### [Written request]
Can you restate the records below word for word?
* * *
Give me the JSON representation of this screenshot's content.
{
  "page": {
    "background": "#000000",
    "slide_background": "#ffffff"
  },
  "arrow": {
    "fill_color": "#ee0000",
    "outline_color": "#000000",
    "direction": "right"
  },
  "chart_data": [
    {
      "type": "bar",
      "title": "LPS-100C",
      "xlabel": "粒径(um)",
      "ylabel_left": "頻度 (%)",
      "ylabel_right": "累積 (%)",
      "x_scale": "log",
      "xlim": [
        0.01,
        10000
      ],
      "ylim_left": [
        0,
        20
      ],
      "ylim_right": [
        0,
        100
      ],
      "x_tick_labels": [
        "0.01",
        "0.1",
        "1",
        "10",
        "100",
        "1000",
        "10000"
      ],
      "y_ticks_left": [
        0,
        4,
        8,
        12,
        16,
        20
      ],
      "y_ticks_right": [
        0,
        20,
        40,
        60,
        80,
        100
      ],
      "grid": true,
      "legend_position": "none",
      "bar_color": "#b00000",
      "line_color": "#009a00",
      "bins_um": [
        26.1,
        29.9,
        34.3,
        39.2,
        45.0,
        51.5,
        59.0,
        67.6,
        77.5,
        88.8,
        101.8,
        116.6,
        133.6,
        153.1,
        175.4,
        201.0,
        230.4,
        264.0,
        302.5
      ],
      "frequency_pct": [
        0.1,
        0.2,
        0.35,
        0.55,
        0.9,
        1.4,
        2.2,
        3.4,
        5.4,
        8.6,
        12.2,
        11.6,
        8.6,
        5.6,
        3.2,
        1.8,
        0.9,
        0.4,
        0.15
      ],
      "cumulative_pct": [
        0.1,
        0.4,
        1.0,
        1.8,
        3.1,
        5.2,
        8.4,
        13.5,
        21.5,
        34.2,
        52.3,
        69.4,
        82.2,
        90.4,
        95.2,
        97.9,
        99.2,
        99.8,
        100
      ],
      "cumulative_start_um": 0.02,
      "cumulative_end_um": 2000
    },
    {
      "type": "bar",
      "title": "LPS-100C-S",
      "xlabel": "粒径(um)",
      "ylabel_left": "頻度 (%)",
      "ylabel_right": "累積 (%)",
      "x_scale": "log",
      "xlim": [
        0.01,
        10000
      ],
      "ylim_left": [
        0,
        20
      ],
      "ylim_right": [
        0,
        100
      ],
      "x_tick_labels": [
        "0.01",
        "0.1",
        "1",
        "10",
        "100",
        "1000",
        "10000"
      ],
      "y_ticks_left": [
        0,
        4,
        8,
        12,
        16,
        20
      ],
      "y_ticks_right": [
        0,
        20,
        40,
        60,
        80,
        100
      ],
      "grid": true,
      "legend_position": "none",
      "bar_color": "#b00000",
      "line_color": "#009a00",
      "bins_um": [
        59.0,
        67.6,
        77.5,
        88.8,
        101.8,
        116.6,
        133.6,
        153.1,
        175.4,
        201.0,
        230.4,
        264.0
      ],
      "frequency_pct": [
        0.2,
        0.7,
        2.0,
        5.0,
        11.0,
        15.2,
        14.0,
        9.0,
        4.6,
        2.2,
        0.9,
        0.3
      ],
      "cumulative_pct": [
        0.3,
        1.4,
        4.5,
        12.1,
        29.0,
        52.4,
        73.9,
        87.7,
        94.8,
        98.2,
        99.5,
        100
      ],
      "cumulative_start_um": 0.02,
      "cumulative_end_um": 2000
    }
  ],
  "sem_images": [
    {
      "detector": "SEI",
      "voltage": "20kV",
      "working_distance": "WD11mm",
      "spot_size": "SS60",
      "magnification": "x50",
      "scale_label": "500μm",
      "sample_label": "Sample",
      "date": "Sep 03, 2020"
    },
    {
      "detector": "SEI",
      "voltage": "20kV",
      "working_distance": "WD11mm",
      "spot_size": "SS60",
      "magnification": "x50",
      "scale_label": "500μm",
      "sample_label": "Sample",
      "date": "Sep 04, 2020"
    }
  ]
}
* * *
### [Exercise response]
Give me the JSON representation of this screenshot's content.
{
  "page": {
    "background": "#000000",
    "slide_background": "#ffffff"
  },
  "arrow": {
    "fill_color": "#ee0000",
    "outline_color": "#000000",
    "direction": "right"
  },
  "chart_data": [
    {
      "type": "bar",
      "title": "LPS-100C",
      "xlabel": "粒径(um)",
      "ylabel_left": "頻度 (%)",
      "ylabel_right": "累積 (%)",
      "x_scale": "log",
      "xlim": [
        0.01,
        10000
      ],
      "ylim_left": [
        0,
        20
      ],
      "ylim_right": [
        0,
        100
      ],
      "x_tick_labels": [
        "0.01",
        "0.1",
        "1",
        "10",
        "100",
        "1000",
        "10000"
      ],
      "y_ticks_left": [
        0,
        4,
        8,
        12,
        16,
        20
      ],
      "y_ticks_right": [
        0,
        20,
        40,
        60,
        80,
        100
      ],
      "grid": true,
      "legend_position": "none",
      "bar_color": "#b00000",
      "line_color": "#009a00",
      "bins_um": [
        26.1,
        29.9,
        34.3,
        39.2,
        45.0,
        51.5,
        59.0,
        67.6,
        77.5,
        88.8,
        101.8,
        116.6,
        133.6,
        153.1,
        175.4,
        201.0,
        230.4,
        264.0,
        302.5
      ],
      "frequency_pct": [
        0.1,
        0.2,
        0.35,
        0.55,
        0.9,
        1.4,
        2.2,
        3.4,
        5.4,
        8.6,
        12.2,
        11.6,
        8.6,
        5.6,
        3.2,
        1.8,
        0.9,
        0.4,
        0.15
      ],
      "cumulative_pct": [
        0.1,
        0.4,
        1.0,
        1.8,
        3.1,
        5.2,
        8.4,
        13.5,
        21.5,
        34.2,
        52.3,
        69.4,
        82.2,
        90.4,
        95.2,
        97.9,
        99.2,
        99.8,
        100
      ],
      "cumulative_start_um": 0.02,
      "cumulative_end_um": 2000
    },
    {
      "type": "bar",
      "title": "LPS-100C-S",
      "xlabel": "粒径(um)",
      "ylabel_left": "頻度 (%)",
      "ylabel_right": "累積 (%)",
      "x_scale": "log",
      "xlim": [
        0.01,
        10000
      ],
      "ylim_left": [
        0,
        20
      ],
      "ylim_right": [
        0,
        100
      ],
      "x_tick_labels": [
        "0.01",
        "0.1",
        "1",
        "10",
        "100",
        "1000",
        "10000"
      ],
      "y_ticks_left": [
        0,
        4,
        8,
        12,
        16,
        20
      ],
      "y_ticks_right": [
        0,
        20,
        40,
        60,
        80,
        100
      ],
      "grid": true,
      "legend_position": "none",
      "bar_color": "#b00000",
      "line_color": "#009a00",
      "bins_um": [
        59.0,
        67.6,
        77.5,
        88.8,
        101.8,
        116.6,
        133.6,
        153.1,
        175.4,
        201.0,
        230.4,
        264.0
      ],
      "frequency_pct": [
        0.2,
        0.7,
        2.0,
        5.0,
        11.0,
        15.2,
        14.0,
        9.0,
        4.6,
        2.2,
        0.9,
        0.3
      ],
      "cumulative_pct": [
        0.3,
        1.4,
        4.5,
        12.1,
        29.0,
        52.4,
        73.9,
        87.7,
        94.8,
        98.2,
        99.5,
        100
      ],
      "cumulative_start_um": 0.02,
      "cumulative_end_um": 2000
    }
  ],
  "sem_images": [
    {
      "detector": "SEI",
      "voltage": "20kV",
      "working_distance": "WD11mm",
      "spot_size": "SS60",
      "magnification": "x50",
      "scale_label": "500μm",
      "sample_label": "Sample",
      "date": "Sep 03, 2020"
    },
    {
      "detector": "SEI",
      "voltage": "20kV",
      "working_distance": "WD11mm",
      "spot_size": "SS60",
      "magnification": "x50",
      "scale_label": "500μm",
      "sample_label": "Sample",
      "date": "Sep 04, 2020"
    }
  ]
}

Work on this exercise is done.